◆ INPUT ROWS ◆
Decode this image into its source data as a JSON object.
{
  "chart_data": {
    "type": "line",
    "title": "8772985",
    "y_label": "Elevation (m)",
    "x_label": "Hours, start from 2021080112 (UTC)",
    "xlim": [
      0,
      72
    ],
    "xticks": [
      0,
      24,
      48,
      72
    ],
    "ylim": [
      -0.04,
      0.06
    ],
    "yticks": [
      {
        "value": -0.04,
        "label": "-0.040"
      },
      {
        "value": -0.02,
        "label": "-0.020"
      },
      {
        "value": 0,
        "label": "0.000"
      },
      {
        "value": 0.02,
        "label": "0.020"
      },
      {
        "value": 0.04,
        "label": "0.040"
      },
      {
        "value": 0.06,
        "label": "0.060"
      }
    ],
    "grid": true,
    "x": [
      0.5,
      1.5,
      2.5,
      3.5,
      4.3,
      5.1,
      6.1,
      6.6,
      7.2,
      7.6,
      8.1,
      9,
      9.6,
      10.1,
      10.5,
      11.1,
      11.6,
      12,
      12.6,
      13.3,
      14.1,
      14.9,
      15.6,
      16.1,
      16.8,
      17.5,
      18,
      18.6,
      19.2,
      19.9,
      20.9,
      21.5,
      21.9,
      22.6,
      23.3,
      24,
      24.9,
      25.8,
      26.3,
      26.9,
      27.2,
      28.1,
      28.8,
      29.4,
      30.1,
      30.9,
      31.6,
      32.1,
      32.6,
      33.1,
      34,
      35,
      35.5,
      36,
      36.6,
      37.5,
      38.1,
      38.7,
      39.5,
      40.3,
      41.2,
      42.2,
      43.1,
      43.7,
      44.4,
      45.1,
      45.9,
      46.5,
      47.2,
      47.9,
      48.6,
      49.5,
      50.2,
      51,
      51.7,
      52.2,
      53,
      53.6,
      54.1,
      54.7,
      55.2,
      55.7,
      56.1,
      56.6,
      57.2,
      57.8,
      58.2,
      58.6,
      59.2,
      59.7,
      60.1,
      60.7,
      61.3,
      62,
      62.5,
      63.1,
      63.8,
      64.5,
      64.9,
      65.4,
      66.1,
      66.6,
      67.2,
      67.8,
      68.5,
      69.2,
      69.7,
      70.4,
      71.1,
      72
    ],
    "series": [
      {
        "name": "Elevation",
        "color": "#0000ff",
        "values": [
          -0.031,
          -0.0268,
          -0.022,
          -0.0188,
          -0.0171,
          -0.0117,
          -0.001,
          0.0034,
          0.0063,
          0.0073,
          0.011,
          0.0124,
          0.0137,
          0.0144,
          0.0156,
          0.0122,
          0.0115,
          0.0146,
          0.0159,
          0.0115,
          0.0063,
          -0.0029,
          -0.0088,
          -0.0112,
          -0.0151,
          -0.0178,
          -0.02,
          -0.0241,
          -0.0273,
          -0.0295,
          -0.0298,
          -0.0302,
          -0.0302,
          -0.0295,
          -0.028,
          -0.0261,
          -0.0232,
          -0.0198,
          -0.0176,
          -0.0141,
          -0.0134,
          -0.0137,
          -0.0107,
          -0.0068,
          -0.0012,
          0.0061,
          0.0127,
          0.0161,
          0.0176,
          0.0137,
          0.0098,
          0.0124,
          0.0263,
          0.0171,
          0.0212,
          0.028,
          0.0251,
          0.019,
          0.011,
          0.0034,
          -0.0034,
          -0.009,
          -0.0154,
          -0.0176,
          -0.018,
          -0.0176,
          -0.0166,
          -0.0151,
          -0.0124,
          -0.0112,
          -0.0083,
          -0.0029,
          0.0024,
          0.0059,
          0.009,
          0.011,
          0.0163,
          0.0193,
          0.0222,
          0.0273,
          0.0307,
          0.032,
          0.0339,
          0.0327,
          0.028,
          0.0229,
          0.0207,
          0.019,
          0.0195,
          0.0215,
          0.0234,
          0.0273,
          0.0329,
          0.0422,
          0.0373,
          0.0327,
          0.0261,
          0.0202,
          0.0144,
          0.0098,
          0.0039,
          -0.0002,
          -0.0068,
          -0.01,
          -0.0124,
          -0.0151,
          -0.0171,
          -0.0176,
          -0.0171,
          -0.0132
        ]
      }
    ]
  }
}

◆ GOAL OF THE EXERCISE ◆
Write out every entry again, keeping each line exactly the same.

◆ SOLUTION FOR THIS PROBLEM ◆
Decode this image into its source data as a JSON object.
{
  "chart_data": {
    "type": "line",
    "title": "8772985",
    "y_label": "Elevation (m)",
    "x_label": "Hours, start from 2021080112 (UTC)",
    "xlim": [
      0,
      72
    ],
    "xticks": [
      0,
      24,
      48,
      72
    ],
    "ylim": [
      -0.04,
      0.06
    ],
    "yticks": [
      {
        "value": -0.04,
        "label": "-0.040"
      },
      {
        "value": -0.02,
        "label": "-0.020"
      },
      {
        "value": 0,
        "label": "0.000"
      },
      {
        "value": 0.02,
        "label": "0.020"
      },
      {
        "value": 0.04,
        "label": "0.040"
      },
      {
        "value": 0.06,
        "label": "0.060"
      }
    ],
    "grid": true,
    "x": [
      0.5,
      1.5,
      2.5,
      3.5,
      4.3,
      5.1,
      6.1,
      6.6,
      7.2,
      7.6,
      8.1,
      9,
      9.6,
      10.1,
      10.5,
      11.1,
      11.6,
      12,
      12.6,
      13.3,
      14.1,
      14.9,
      15.6,
      16.1,
      16.8,
      17.5,
      18,
      18.6,
      19.2,
      19.9,
      20.9,
      21.5,
      21.9,
      22.6,
      23.3,
      24,
      24.9,
      25.8,
      26.3,
      26.9,
      27.2,
      28.1,
      28.8,
      29.4,
      30.1,
      30.9,
      31.6,
      32.1,
      32.6,
      33.1,
      34,
      35,
      35.5,
      36,
      36.6,
      37.5,
      38.1,
      38.7,
      39.5,
      40.3,
      41.2,
      42.2,
      43.1,
      43.7,
      44.4,
      45.1,
      45.9,
      46.5,
      47.2,
      47.9,
      48.6,
      49.5,
      50.2,
      51,
      51.7,
      52.2,
      53,
      53.6,
      54.1,
      54.7,
      55.2,
      55.7,
      56.1,
      56.6,
      57.2,
      57.8,
      58.2,
      58.6,
      59.2,
      59.7,
      60.1,
      60.7,
      61.3,
      62,
      62.5,
      63.1,
      63.8,
      64.5,
      64.9,
      65.4,
      66.1,
      66.6,
      67.2,
      67.8,
      68.5,
      69.2,
      69.7,
      70.4,
      71.1,
      72
    ],
    "series": [
      {
        "name": "Elevation",
        "color": "#0000ff",
        "values": [
          -0.031,
          -0.0268,
          -0.022,
          -0.0188,
          -0.0171,
          -0.0117,
          -0.001,
          0.0034,
          0.0063,
          0.0073,
          0.011,
          0.0124,
          0.0137,
          0.0144,
          0.0156,
          0.0122,
          0.0115,
          0.0146,
          0.0159,
          0.0115,
          0.0063,
          -0.0029,
          -0.0088,
          -0.0112,
          -0.0151,
          -0.0178,
          -0.02,
          -0.0241,
          -0.0273,
          -0.0295,
          -0.0298,
          -0.0302,
          -0.0302,
          -0.0295,
          -0.028,
          -0.0261,
          -0.0232,
          -0.0198,
          -0.0176,
          -0.0141,
          -0.0134,
          -0.0137,
          -0.0107,
          -0.0068,
          -0.0012,
          0.0061,
          0.0127,
          0.0161,
          0.0176,
          0.0137,
          0.0098,
          0.0124,
          0.0263,
          0.0171,
          0.0212,
          0.028,
          0.0251,
          0.019,
          0.011,
          0.0034,
          -0.0034,
          -0.009,
          -0.0154,
          -0.0176,
          -0.018,
          -0.0176,
          -0.0166,
          -0.0151,
          -0.0124,
          -0.0112,
          -0.0083,
          -0.0029,
          0.0024,
          0.0059,
          0.009,
          0.011,
          0.0163,
          0.0193,
          0.0222,
          0.0273,
          0.0307,
          0.032,
          0.0339,
          0.0327,
          0.028,
          0.0229,
          0.0207,
          0.019,
          0.0195,
          0.0215,
          0.0234,
          0.0273,
          0.0329,
          0.0422,
          0.0373,
          0.0327,
          0.0261,
          0.0202,
          0.0144,
          0.0098,
          0.0039,
          -0.0002,
          -0.0068,
          -0.01,
          -0.0124,
          -0.0151,
          -0.0171,
          -0.0176,
          -0.0171,
          -0.0132
        ]
      }
    ]
  }
}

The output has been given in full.